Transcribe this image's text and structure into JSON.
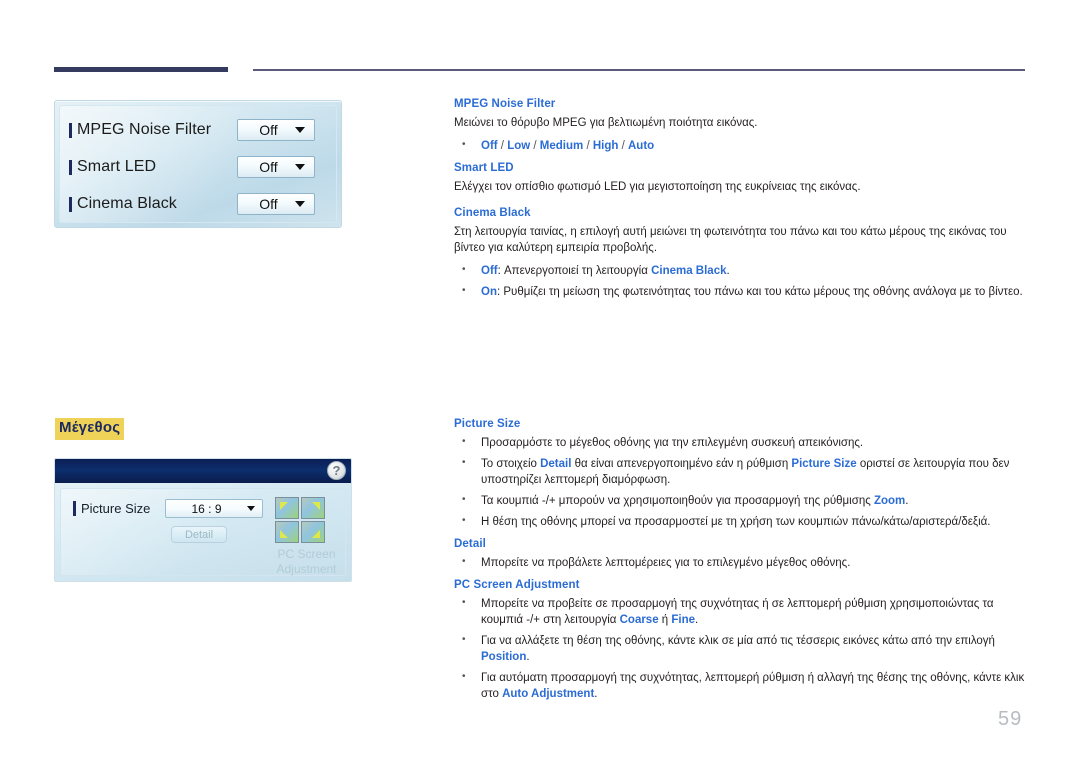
{
  "page": {
    "number": "59"
  },
  "osd_picture_options": {
    "rows": [
      {
        "label": "MPEG Noise Filter",
        "value": "Off"
      },
      {
        "label": "Smart LED",
        "value": "Off"
      },
      {
        "label": "Cinema Black",
        "value": "Off"
      }
    ]
  },
  "section_heading": {
    "label": "Μέγεθος"
  },
  "osd_picture_size": {
    "help_icon": "question-mark-icon",
    "label": "Picture Size",
    "value": "16 : 9",
    "detail_button": "Detail",
    "pc_screen_adjustment": "PC Screen\nAdjustment",
    "pc_screen_adjustment_line1": "PC Screen",
    "pc_screen_adjustment_line2": "Adjustment"
  },
  "doc_top": {
    "mpeg_noise_filter": {
      "heading": "MPEG Noise Filter",
      "body": "Μειώνει το θόρυβο MPEG για βελτιωμένη ποιότητα εικόνας.",
      "options": [
        "Off",
        "Low",
        "Medium",
        "High",
        "Auto"
      ]
    },
    "smart_led": {
      "heading": "Smart LED",
      "body": "Ελέγχει τον οπίσθιο φωτισμό LED για μεγιστοποίηση της ευκρίνειας της εικόνας."
    },
    "cinema_black": {
      "heading": "Cinema Black",
      "body": "Στη λειτουργία ταινίας, η επιλογή αυτή μειώνει τη φωτεινότητα του πάνω και του κάτω μέρους της εικόνας του βίντεο για καλύτερη εμπειρία προβολής.",
      "bullet_off_key": "Off",
      "bullet_off_text_a": ": Απενεργοποιεί τη λειτουργία ",
      "bullet_off_link": "Cinema Black",
      "bullet_off_text_b": ".",
      "bullet_on_key": "On",
      "bullet_on_text": ": Ρυθμίζει τη μείωση της φωτεινότητας του πάνω και του κάτω μέρους της οθόνης ανάλογα με το βίντεο."
    }
  },
  "doc_bottom": {
    "picture_size": {
      "heading": "Picture Size",
      "b1": "Προσαρμόστε το μέγεθος οθόνης για την επιλεγμένη συσκευή απεικόνισης.",
      "b2_a": "Το στοιχείο ",
      "b2_link1": "Detail",
      "b2_b": " θα είναι απενεργοποιημένο εάν η ρύθμιση ",
      "b2_link2": "Picture Size",
      "b2_c": " οριστεί σε λειτουργία που δεν υποστηρίζει λεπτομερή διαμόρφωση.",
      "b3_a": "Τα κουμπιά -/+ μπορούν να χρησιμοποιηθούν για προσαρμογή της ρύθμισης ",
      "b3_link": "Zoom",
      "b3_b": ".",
      "b4": "Η θέση της οθόνης μπορεί να προσαρμοστεί με τη χρήση των κουμπιών πάνω/κάτω/αριστερά/δεξιά."
    },
    "detail": {
      "heading": "Detail",
      "b1": "Μπορείτε να προβάλετε λεπτομέρειες για το επιλεγμένο μέγεθος οθόνης."
    },
    "pc_screen_adjustment": {
      "heading": "PC Screen Adjustment",
      "b1_a": "Μπορείτε να προβείτε σε προσαρμογή της συχνότητας ή σε λεπτομερή ρύθμιση χρησιμοποιώντας τα κουμπιά -/+ στη λειτουργία ",
      "b1_link1": "Coarse",
      "b1_b": " ή ",
      "b1_link2": "Fine",
      "b1_c": ".",
      "b2_a": "Για να αλλάξετε τη θέση της οθόνης, κάντε κλικ σε μία από τις τέσσερις εικόνες κάτω από την επιλογή ",
      "b2_link": "Position",
      "b2_b": ".",
      "b3_a": "Για αυτόματη προσαρμογή της συχνότητας, λεπτομερή ρύθμιση ή αλλαγή της θέσης της οθόνης, κάντε κλικ στο ",
      "b3_link": "Auto Adjustment",
      "b3_b": "."
    }
  }
}
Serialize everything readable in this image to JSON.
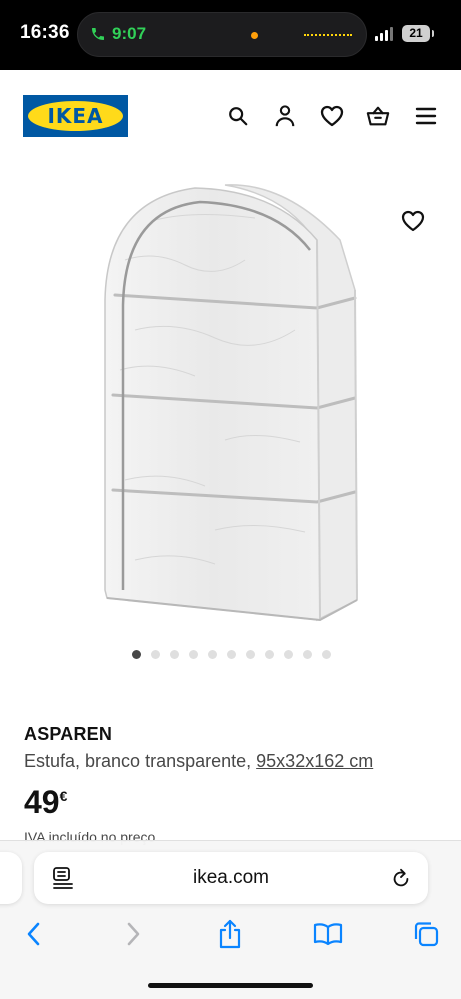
{
  "status_bar": {
    "time": "16:36",
    "call_timer": "9:07",
    "battery": "21"
  },
  "header": {
    "logo_text": "IKEA",
    "icons": [
      "search-icon",
      "account-icon",
      "favourites-icon",
      "basket-icon",
      "menu-icon"
    ]
  },
  "gallery": {
    "image_count": 11,
    "active_index": 0
  },
  "product": {
    "name": "ASPAREN",
    "description": "Estufa, branco transparente,",
    "dimensions": "95x32x162 cm",
    "price": "49",
    "currency": "€",
    "vat_note": "IVA incluído no preço"
  },
  "browser": {
    "url": "ikea.com",
    "toolbar": [
      "back-icon",
      "forward-icon",
      "share-icon",
      "bookmarks-icon",
      "tabs-icon"
    ]
  },
  "colors": {
    "ikea_blue": "#0058a3",
    "ikea_yellow": "#ffda1a",
    "safari_blue": "#0a84ff",
    "call_green": "#31d158"
  }
}
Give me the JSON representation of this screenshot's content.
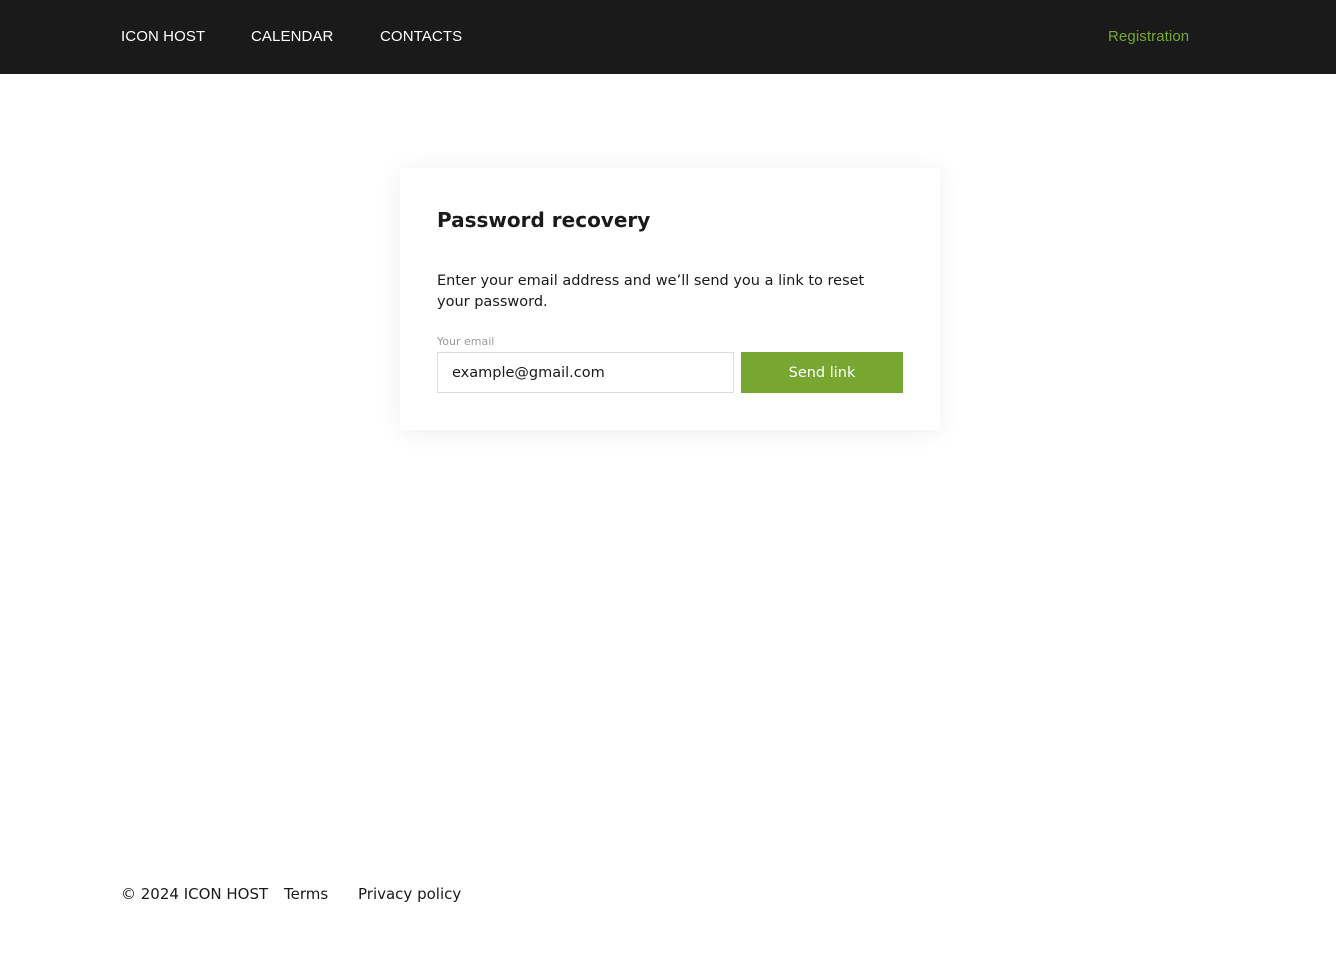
{
  "header": {
    "brand": "ICON HOST",
    "nav": {
      "calendar": "CALENDAR",
      "contacts": "CONTACTS"
    },
    "registration": "Registration"
  },
  "card": {
    "title": "Password recovery",
    "description": "Enter your email address and we’ll send you a link to reset your password.",
    "email_label": "Your email",
    "email_placeholder": "example@gmail.com",
    "email_value": "",
    "send_label": "Send link"
  },
  "footer": {
    "copyright": "© 2024 ICON HOST",
    "terms": "Terms",
    "privacy": "Privacy policy"
  },
  "colors": {
    "accent": "#77a631",
    "header_bg": "#1a1a1a",
    "text": "#1a1a1a"
  }
}
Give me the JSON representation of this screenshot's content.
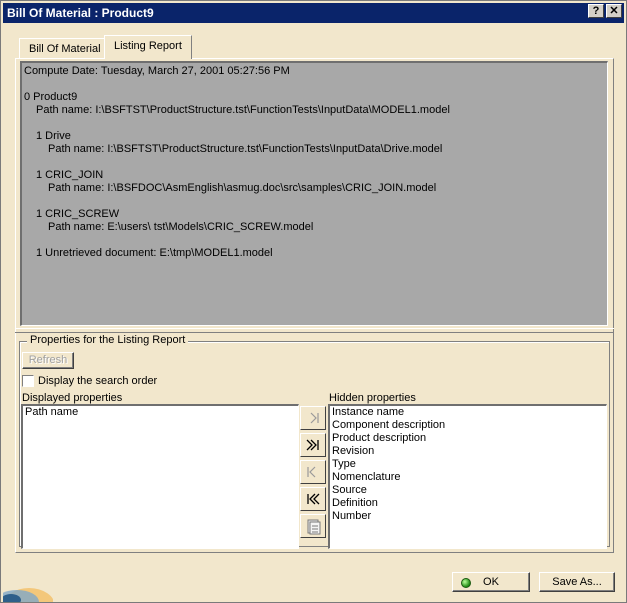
{
  "window": {
    "title": "Bill Of Material : Product9",
    "help_label": "?",
    "close_label": "✕"
  },
  "tabs": [
    {
      "label": "Bill Of Material",
      "active": false
    },
    {
      "label": "Listing Report",
      "active": true
    }
  ],
  "report": {
    "lines": [
      "Compute Date: Tuesday, March 27, 2001 05:27:56 PM",
      "0 Product9",
      "Path name: I:\\BSFTST\\ProductStructure.tst\\FunctionTests\\InputData\\MODEL1.model",
      "1 Drive",
      "Path name: I:\\BSFTST\\ProductStructure.tst\\FunctionTests\\InputData\\Drive.model",
      "1 CRIC_JOIN",
      "Path name: I:\\BSFDOC\\AsmEnglish\\asmug.doc\\src\\samples\\CRIC_JOIN.model",
      "1 CRIC_SCREW",
      "Path name: E:\\users\\ tst\\Models\\CRIC_SCREW.model",
      "1 Unretrieved document: E:\\tmp\\MODEL1.model"
    ]
  },
  "properties": {
    "group_title": "Properties for the Listing Report",
    "refresh_label": "Refresh",
    "search_order_label": "Display the search order",
    "search_order_checked": false,
    "displayed_label": "Displayed properties",
    "hidden_label": "Hidden properties",
    "displayed_items": [
      "Path name"
    ],
    "hidden_items": [
      "Instance name",
      "Component description",
      "Product description",
      "Revision",
      "Type",
      "Nomenclature",
      "Source",
      "Definition",
      "Number"
    ]
  },
  "buttons": {
    "ok_label": "OK",
    "save_as_label": "Save As..."
  }
}
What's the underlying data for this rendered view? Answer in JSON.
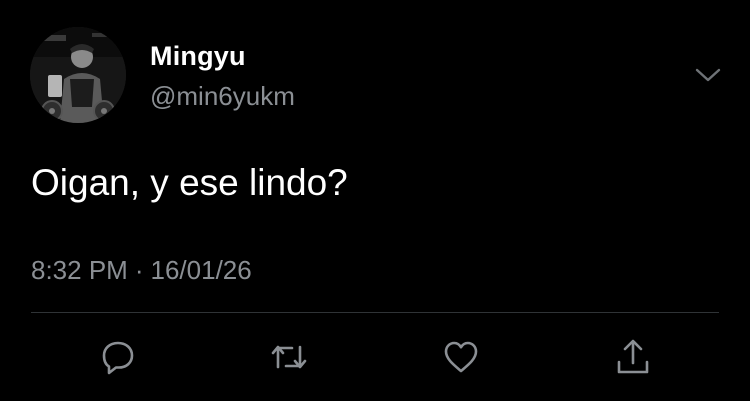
{
  "tweet": {
    "author": {
      "display_name": "Mingyu",
      "handle": "@min6yukm",
      "avatar_icon": "profile-photo"
    },
    "text": "Oigan, y ese lindo?",
    "time": "8:32 PM",
    "separator": "·",
    "date": "16/01/26",
    "menu_icon": "chevron-down-icon"
  },
  "actions": [
    {
      "name": "reply",
      "icon": "reply-icon"
    },
    {
      "name": "retweet",
      "icon": "retweet-icon"
    },
    {
      "name": "like",
      "icon": "heart-icon"
    },
    {
      "name": "share",
      "icon": "share-icon"
    }
  ],
  "colors": {
    "background": "#000000",
    "primary_text": "#ffffff",
    "secondary_text": "#8b8f94",
    "divider": "#2f3336",
    "icon": "#8b8f94"
  }
}
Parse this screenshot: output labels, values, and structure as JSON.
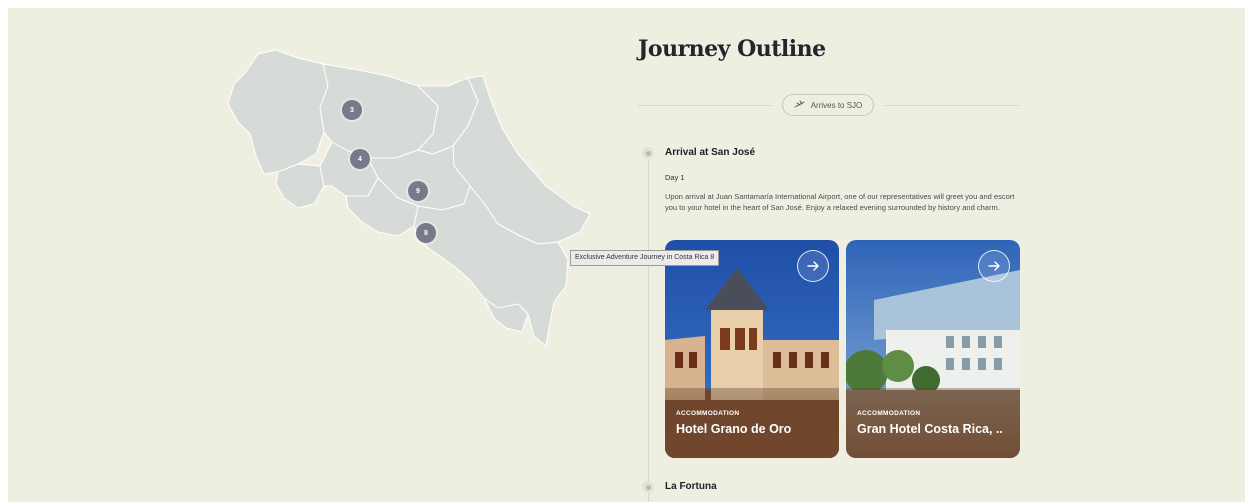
{
  "map": {
    "pins": [
      {
        "label": "3"
      },
      {
        "label": "4"
      },
      {
        "label": "9"
      },
      {
        "label": "8"
      }
    ],
    "tooltip": "Exclusive Adventure Journey in Costa Rica 8"
  },
  "journey": {
    "title": "Journey Outline",
    "arrival_badge": {
      "icon": "plane-icon",
      "label": "Arrives to SJO"
    },
    "stops": [
      {
        "title": "Arrival at San José",
        "day": "Day 1",
        "description": "Upon arrival at Juan Santamaría International Airport, one of our representatives will greet you and escort you to your hotel in the heart of San José. Enjoy a relaxed evening surrounded by history and charm.",
        "cards": [
          {
            "kicker": "ACCOMMODATION",
            "name": "Hotel Grano de Oro",
            "icon": "arrow-right-icon"
          },
          {
            "kicker": "ACCOMMODATION",
            "name": "Gran Hotel Costa Rica, ..",
            "icon": "arrow-right-icon"
          }
        ]
      },
      {
        "title": "La Fortuna"
      }
    ]
  },
  "colors": {
    "background": "#efefe1",
    "map_fill": "#d6dbd8",
    "pin": "#787a8c",
    "title": "#25252d"
  }
}
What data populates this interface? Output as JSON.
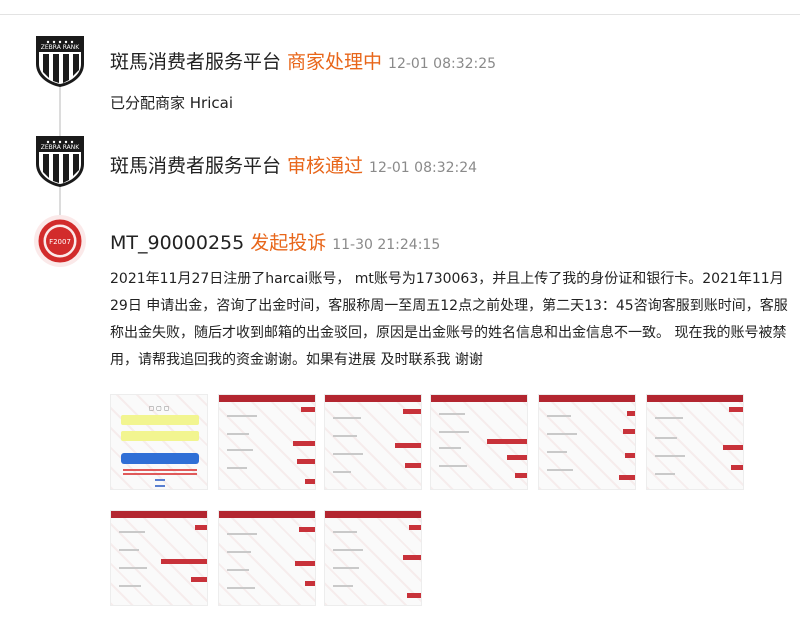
{
  "timeline": [
    {
      "avatar_icon": "zebra-rank-shield-icon",
      "avatar_text": "ZEBRA RANK",
      "name": "斑馬消费者服务平台",
      "status": "商家处理中",
      "time": "12-01 08:32:25",
      "message": "已分配商家 Hricai"
    },
    {
      "avatar_icon": "zebra-rank-shield-icon",
      "avatar_text": "ZEBRA RANK",
      "name": "斑馬消费者服务平台",
      "status": "审核通过",
      "time": "12-01 08:32:24"
    },
    {
      "avatar_icon": "red-circle-avatar-icon",
      "avatar_text": "F2007",
      "name": "MT_90000255",
      "status": "发起投诉",
      "time": "11-30 21:24:15",
      "message": "2021年11月27日注册了harcai账号， mt账号为1730063，并且上传了我的身份证和银行卡。2021年11月29日 申请出金，咨询了出金时间，客服称周一至周五12点之前处理，第二天13：45咨询客服到账时间，客服称出金失败，随后才收到邮箱的出金驳回，原因是出金账号的姓名信息和出金信息不一致。 现在我的账号被禁用，请帮我追回我的资金谢谢。如果有进展 及时联系我 谢谢"
    }
  ],
  "colors": {
    "status": "#e8661a",
    "time": "#8a8a8a",
    "thumb_accent": "#b32630"
  },
  "attachments": [
    {
      "kind": "login-screenshot"
    },
    {
      "kind": "chat-screenshot"
    },
    {
      "kind": "chat-screenshot"
    },
    {
      "kind": "chat-screenshot"
    },
    {
      "kind": "chat-screenshot"
    },
    {
      "kind": "chat-screenshot"
    },
    {
      "kind": "chat-screenshot"
    },
    {
      "kind": "chat-screenshot"
    },
    {
      "kind": "chat-screenshot"
    }
  ]
}
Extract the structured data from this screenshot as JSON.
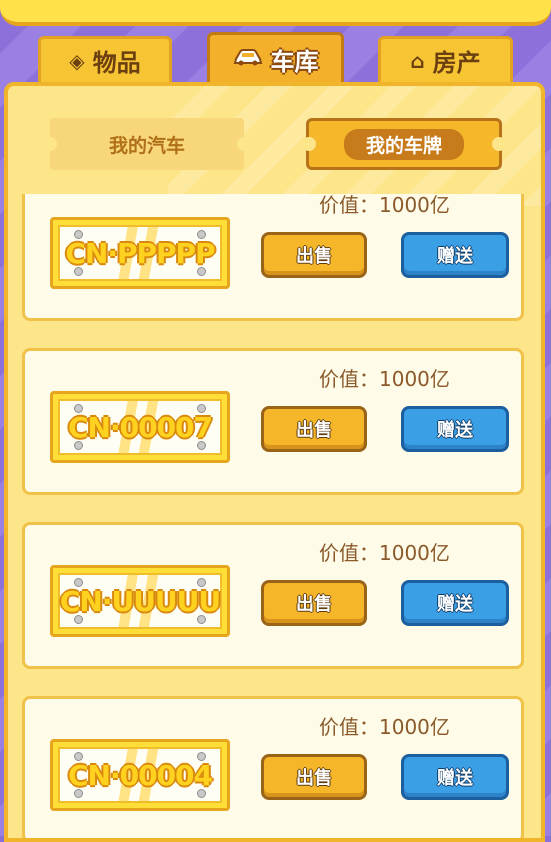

## Goal
Using the listing above, show each line holding the string "José".

## Task solution
        "title": "Arrival at San José",
        "description": "Upon arrival at Juan Santamaría International Airport, one of our representatives will greet you and escort you to your hotel in the heart of San José. Enjoy a relaxed evening surrounded by history and charm.",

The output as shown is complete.